_Task_: Every entry below must appear again, exactly as written.

_Material provided_:

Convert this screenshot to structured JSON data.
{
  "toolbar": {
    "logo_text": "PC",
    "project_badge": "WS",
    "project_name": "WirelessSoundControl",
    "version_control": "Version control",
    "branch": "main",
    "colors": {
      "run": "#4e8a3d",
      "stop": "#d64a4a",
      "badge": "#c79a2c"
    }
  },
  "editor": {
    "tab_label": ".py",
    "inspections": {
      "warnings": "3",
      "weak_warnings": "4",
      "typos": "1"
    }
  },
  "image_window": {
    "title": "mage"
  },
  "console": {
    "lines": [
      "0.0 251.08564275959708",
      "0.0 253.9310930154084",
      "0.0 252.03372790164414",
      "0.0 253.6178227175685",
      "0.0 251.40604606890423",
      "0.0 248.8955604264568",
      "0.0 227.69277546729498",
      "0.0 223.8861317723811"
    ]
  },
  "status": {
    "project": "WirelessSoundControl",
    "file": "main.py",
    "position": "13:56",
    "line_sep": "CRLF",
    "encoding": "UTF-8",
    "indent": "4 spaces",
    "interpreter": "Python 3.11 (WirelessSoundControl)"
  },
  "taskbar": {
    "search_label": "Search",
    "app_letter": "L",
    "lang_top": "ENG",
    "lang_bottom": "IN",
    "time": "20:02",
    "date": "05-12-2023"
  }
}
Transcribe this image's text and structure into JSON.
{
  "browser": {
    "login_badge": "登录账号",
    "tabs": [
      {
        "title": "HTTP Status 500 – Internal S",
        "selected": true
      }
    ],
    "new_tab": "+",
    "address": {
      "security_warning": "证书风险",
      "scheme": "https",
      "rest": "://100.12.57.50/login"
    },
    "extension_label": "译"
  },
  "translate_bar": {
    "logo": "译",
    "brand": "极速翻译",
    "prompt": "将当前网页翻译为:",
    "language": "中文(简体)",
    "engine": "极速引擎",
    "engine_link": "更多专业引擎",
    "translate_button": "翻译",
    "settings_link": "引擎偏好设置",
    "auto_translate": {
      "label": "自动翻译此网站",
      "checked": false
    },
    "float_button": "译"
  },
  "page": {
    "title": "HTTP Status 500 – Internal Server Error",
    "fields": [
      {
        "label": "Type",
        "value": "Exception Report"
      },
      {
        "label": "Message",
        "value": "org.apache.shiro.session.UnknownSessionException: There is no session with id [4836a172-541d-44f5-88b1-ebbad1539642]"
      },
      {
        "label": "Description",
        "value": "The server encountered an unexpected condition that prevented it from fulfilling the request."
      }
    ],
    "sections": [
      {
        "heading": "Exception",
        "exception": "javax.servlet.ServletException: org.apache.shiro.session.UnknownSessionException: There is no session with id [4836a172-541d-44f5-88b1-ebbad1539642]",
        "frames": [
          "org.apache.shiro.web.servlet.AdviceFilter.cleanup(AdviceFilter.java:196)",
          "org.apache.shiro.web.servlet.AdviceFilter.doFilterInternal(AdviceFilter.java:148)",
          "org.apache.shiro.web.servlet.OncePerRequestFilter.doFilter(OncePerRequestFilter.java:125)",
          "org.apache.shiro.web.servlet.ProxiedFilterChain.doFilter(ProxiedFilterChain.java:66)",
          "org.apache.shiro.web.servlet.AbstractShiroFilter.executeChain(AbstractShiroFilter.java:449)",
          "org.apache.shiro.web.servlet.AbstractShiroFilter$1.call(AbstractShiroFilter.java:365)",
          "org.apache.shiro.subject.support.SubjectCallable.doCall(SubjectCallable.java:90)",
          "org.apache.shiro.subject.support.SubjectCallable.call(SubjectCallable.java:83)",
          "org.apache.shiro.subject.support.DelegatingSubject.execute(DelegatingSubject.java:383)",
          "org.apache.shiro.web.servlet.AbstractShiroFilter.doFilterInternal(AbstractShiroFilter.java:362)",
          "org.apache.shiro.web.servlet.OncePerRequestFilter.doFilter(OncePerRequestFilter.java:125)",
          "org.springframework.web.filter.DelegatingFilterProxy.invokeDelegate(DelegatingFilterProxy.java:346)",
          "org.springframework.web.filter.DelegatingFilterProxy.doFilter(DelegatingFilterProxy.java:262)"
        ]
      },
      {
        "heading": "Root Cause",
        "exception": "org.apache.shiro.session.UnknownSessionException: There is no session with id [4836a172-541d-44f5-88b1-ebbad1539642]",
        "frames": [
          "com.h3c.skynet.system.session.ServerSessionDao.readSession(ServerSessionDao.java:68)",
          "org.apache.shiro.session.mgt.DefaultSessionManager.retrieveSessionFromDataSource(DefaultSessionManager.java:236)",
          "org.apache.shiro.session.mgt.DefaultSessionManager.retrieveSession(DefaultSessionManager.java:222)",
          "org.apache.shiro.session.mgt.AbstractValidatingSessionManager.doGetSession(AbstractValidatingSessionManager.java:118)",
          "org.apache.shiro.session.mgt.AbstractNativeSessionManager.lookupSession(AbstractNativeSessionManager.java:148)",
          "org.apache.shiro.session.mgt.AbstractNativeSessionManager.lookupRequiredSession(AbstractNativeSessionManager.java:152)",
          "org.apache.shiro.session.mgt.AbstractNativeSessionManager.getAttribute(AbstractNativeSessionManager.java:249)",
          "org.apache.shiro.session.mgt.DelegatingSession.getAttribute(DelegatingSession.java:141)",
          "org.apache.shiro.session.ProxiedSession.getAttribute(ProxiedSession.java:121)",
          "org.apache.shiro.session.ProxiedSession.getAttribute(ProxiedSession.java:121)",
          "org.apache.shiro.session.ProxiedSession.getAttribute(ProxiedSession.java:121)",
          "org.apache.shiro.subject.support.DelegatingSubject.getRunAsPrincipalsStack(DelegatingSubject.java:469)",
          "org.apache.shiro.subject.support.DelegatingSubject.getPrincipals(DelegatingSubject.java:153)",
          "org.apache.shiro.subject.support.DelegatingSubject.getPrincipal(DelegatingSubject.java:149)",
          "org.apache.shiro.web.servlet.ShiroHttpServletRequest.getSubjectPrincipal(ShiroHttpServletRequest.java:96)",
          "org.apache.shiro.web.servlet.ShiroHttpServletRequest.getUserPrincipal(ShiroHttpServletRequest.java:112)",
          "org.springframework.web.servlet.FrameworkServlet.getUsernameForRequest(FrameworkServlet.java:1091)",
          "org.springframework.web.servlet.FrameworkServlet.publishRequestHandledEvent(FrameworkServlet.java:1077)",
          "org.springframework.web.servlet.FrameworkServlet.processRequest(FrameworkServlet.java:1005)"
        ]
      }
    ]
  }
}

_Completed exercise_:
Convert this screenshot to structured JSON data.
{
  "toolbar": {
    "logo_text": "PC",
    "project_badge": "WS",
    "project_name": "WirelessSoundControl",
    "version_control": "Version control",
    "branch": "main",
    "colors": {
      "run": "#4e8a3d",
      "stop": "#d64a4a",
      "badge": "#c79a2c"
    }
  },
  "editor": {
    "tab_label": ".py",
    "inspections": {
      "warnings": "3",
      "weak_warnings": "4",
      "typos": "1"
    }
  },
  "image_window": {
    "title": "mage"
  },
  "console": {
    "lines": [
      "0.0 251.08564275959708",
      "0.0 253.9310930154084",
      "0.0 252.03372790164414",
      "0.0 253.6178227175685",
      "0.0 251.40604606890423",
      "0.0 248.8955604264568",
      "0.0 227.69277546729498",
      "0.0 223.8861317723811"
    ]
  },
  "status": {
    "project": "WirelessSoundControl",
    "file": "main.py",
    "position": "13:56",
    "line_sep": "CRLF",
    "encoding": "UTF-8",
    "indent": "4 spaces",
    "interpreter": "Python 3.11 (WirelessSoundControl)"
  },
  "taskbar": {
    "search_label": "Search",
    "app_letter": "L",
    "lang_top": "ENG",
    "lang_bottom": "IN",
    "time": "20:02",
    "date": "05-12-2023"
  }
}
Transcribe this image's text and structure into JSON.
{
  "browser": {
    "login_badge": "登录账号",
    "tabs": [
      {
        "title": "HTTP Status 500 – Internal S",
        "selected": true
      }
    ],
    "new_tab": "+",
    "address": {
      "security_warning": "证书风险",
      "scheme": "https",
      "rest": "://100.12.57.50/login"
    },
    "extension_label": "译"
  },
  "translate_bar": {
    "logo": "译",
    "brand": "极速翻译",
    "prompt": "将当前网页翻译为:",
    "language": "中文(简体)",
    "engine": "极速引擎",
    "engine_link": "更多专业引擎",
    "translate_button": "翻译",
    "settings_link": "引擎偏好设置",
    "auto_translate": {
      "label": "自动翻译此网站",
      "checked": false
    },
    "float_button": "译"
  },
  "page": {
    "title": "HTTP Status 500 – Internal Server Error",
    "fields": [
      {
        "label": "Type",
        "value": "Exception Report"
      },
      {
        "label": "Message",
        "value": "org.apache.shiro.session.UnknownSessionException: There is no session with id [4836a172-541d-44f5-88b1-ebbad1539642]"
      },
      {
        "label": "Description",
        "value": "The server encountered an unexpected condition that prevented it from fulfilling the request."
      }
    ],
    "sections": [
      {
        "heading": "Exception",
        "exception": "javax.servlet.ServletException: org.apache.shiro.session.UnknownSessionException: There is no session with id [4836a172-541d-44f5-88b1-ebbad1539642]",
        "frames": [
          "org.apache.shiro.web.servlet.AdviceFilter.cleanup(AdviceFilter.java:196)",
          "org.apache.shiro.web.servlet.AdviceFilter.doFilterInternal(AdviceFilter.java:148)",
          "org.apache.shiro.web.servlet.OncePerRequestFilter.doFilter(OncePerRequestFilter.java:125)",
          "org.apache.shiro.web.servlet.ProxiedFilterChain.doFilter(ProxiedFilterChain.java:66)",
          "org.apache.shiro.web.servlet.AbstractShiroFilter.executeChain(AbstractShiroFilter.java:449)",
          "org.apache.shiro.web.servlet.AbstractShiroFilter$1.call(AbstractShiroFilter.java:365)",
          "org.apache.shiro.subject.support.SubjectCallable.doCall(SubjectCallable.java:90)",
          "org.apache.shiro.subject.support.SubjectCallable.call(SubjectCallable.java:83)",
          "org.apache.shiro.subject.support.DelegatingSubject.execute(DelegatingSubject.java:383)",
          "org.apache.shiro.web.servlet.AbstractShiroFilter.doFilterInternal(AbstractShiroFilter.java:362)",
          "org.apache.shiro.web.servlet.OncePerRequestFilter.doFilter(OncePerRequestFilter.java:125)",
          "org.springframework.web.filter.DelegatingFilterProxy.invokeDelegate(DelegatingFilterProxy.java:346)",
          "org.springframework.web.filter.DelegatingFilterProxy.doFilter(DelegatingFilterProxy.java:262)"
        ]
      },
      {
        "heading": "Root Cause",
        "exception": "org.apache.shiro.session.UnknownSessionException: There is no session with id [4836a172-541d-44f5-88b1-ebbad1539642]",
        "frames": [
          "com.h3c.skynet.system.session.ServerSessionDao.readSession(ServerSessionDao.java:68)",
          "org.apache.shiro.session.mgt.DefaultSessionManager.retrieveSessionFromDataSource(DefaultSessionManager.java:236)",
          "org.apache.shiro.session.mgt.DefaultSessionManager.retrieveSession(DefaultSessionManager.java:222)",
          "org.apache.shiro.session.mgt.AbstractValidatingSessionManager.doGetSession(AbstractValidatingSessionManager.java:118)",
          "org.apache.shiro.session.mgt.AbstractNativeSessionManager.lookupSession(AbstractNativeSessionManager.java:148)",
          "org.apache.shiro.session.mgt.AbstractNativeSessionManager.lookupRequiredSession(AbstractNativeSessionManager.java:152)",
          "org.apache.shiro.session.mgt.AbstractNativeSessionManager.getAttribute(AbstractNativeSessionManager.java:249)",
          "org.apache.shiro.session.mgt.DelegatingSession.getAttribute(DelegatingSession.java:141)",
          "org.apache.shiro.session.ProxiedSession.getAttribute(ProxiedSession.java:121)",
          "org.apache.shiro.session.ProxiedSession.getAttribute(ProxiedSession.java:121)",
          "org.apache.shiro.session.ProxiedSession.getAttribute(ProxiedSession.java:121)",
          "org.apache.shiro.subject.support.DelegatingSubject.getRunAsPrincipalsStack(DelegatingSubject.java:469)",
          "org.apache.shiro.subject.support.DelegatingSubject.getPrincipals(DelegatingSubject.java:153)",
          "org.apache.shiro.subject.support.DelegatingSubject.getPrincipal(DelegatingSubject.java:149)",
          "org.apache.shiro.web.servlet.ShiroHttpServletRequest.getSubjectPrincipal(ShiroHttpServletRequest.java:96)",
          "org.apache.shiro.web.servlet.ShiroHttpServletRequest.getUserPrincipal(ShiroHttpServletRequest.java:112)",
          "org.springframework.web.servlet.FrameworkServlet.getUsernameForRequest(FrameworkServlet.java:1091)",
          "org.springframework.web.servlet.FrameworkServlet.publishRequestHandledEvent(FrameworkServlet.java:1077)",
          "org.springframework.web.servlet.FrameworkServlet.processRequest(FrameworkServlet.java:1005)"
        ]
      }
    ]
  }
}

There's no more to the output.